▶ **Figure content listings**:
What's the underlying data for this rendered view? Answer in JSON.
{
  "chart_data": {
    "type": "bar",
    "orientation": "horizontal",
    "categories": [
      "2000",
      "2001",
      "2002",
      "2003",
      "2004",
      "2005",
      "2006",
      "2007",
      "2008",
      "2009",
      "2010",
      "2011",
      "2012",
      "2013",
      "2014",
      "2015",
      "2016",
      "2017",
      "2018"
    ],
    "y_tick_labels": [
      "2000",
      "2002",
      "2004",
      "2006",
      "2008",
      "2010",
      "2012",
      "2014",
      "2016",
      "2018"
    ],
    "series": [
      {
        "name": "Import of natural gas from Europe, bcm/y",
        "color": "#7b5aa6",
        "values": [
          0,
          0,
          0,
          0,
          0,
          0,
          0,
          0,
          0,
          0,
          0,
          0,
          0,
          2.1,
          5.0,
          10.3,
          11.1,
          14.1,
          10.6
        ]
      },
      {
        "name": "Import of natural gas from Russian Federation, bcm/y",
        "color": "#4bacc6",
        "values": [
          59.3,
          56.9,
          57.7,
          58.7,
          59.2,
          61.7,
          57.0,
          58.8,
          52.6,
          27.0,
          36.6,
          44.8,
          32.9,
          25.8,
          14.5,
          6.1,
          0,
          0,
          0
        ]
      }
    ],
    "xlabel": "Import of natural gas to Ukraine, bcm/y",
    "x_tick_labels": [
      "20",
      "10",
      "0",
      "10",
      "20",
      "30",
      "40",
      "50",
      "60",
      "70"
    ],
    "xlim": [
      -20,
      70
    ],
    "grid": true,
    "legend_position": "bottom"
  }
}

▶ **WORK TO COMPLETE**: Say, as a number only, how many lines of the data contain "natural".

▶ **RESPONSE**: 3